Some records
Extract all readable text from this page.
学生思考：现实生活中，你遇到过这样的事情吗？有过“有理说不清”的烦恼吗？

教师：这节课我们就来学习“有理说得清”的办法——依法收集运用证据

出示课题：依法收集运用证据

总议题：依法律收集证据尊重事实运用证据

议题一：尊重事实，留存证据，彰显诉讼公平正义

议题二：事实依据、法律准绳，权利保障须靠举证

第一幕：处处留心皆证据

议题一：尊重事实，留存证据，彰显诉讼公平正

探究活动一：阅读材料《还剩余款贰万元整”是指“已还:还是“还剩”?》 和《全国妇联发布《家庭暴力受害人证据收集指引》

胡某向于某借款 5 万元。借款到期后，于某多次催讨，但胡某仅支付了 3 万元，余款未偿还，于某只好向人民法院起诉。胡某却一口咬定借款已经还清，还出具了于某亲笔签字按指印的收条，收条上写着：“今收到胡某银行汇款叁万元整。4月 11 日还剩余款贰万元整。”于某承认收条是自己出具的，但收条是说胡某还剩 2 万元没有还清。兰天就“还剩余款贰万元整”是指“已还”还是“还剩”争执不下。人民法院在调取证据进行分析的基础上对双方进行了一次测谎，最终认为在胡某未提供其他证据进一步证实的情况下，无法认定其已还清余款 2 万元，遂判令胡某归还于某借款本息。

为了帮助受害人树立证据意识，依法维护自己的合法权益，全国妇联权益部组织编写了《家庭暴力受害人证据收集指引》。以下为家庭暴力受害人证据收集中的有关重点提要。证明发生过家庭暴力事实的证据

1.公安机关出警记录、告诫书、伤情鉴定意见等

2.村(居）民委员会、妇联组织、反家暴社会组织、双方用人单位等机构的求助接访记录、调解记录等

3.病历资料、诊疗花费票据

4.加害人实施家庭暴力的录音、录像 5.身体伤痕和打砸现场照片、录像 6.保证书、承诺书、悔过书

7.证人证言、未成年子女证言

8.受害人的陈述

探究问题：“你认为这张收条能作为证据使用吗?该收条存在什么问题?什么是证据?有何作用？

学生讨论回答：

Problem requirements
Restate each record exactly as written.

Finished task
Extract all readable text from this page.
学生思考：现实生活中，你遇到过这样的事情吗？有过“有理说不清”的烦恼吗？

教师：这节课我们就来学习“有理说得清”的办法——依法收集运用证据

出示课题：依法收集运用证据

总议题：依法律收集证据尊重事实运用证据

议题一：尊重事实，留存证据，彰显诉讼公平正义

议题二：事实依据、法律准绳，权利保障须靠举证

第一幕：处处留心皆证据

议题一：尊重事实，留存证据，彰显诉讼公平正

探究活动一：阅读材料《还剩余款贰万元整”是指“已还:还是“还剩”?》 和《全国妇联发布《家庭暴力受害人证据收集指引》

胡某向于某借款 5 万元。借款到期后，于某多次催讨，但胡某仅支付了 3 万元，余款未偿还，于某只好向人民法院起诉。胡某却一口咬定借款已经还清，还出具了于某亲笔签字按指印的收条，收条上写着：“今收到胡某银行汇款叁万元整。4月 11 日还剩余款贰万元整。”于某承认收条是自己出具的，但收条是说胡某还剩 2 万元没有还清。兰天就“还剩余款贰万元整”是指“已还”还是“还剩”争执不下。人民法院在调取证据进行分析的基础上对双方进行了一次测谎，最终认为在胡某未提供其他证据进一步证实的情况下，无法认定其已还清余款 2 万元，遂判令胡某归还于某借款本息。

为了帮助受害人树立证据意识，依法维护自己的合法权益，全国妇联权益部组织编写了《家庭暴力受害人证据收集指引》。以下为家庭暴力受害人证据收集中的有关重点提要。证明发生过家庭暴力事实的证据

1.公安机关出警记录、告诫书、伤情鉴定意见等

2.村(居）民委员会、妇联组织、反家暴社会组织、双方用人单位等机构的求助接访记录、调解记录等

3.病历资料、诊疗花费票据

4.加害人实施家庭暴力的录音、录像 5.身体伤痕和打砸现场照片、录像 6.保证书、承诺书、悔过书

7.证人证言、未成年子女证言

8.受害人的陈述

探究问题：“你认为这张收条能作为证据使用吗?该收条存在什么问题?什么是证据?有何作用？

学生讨论回答：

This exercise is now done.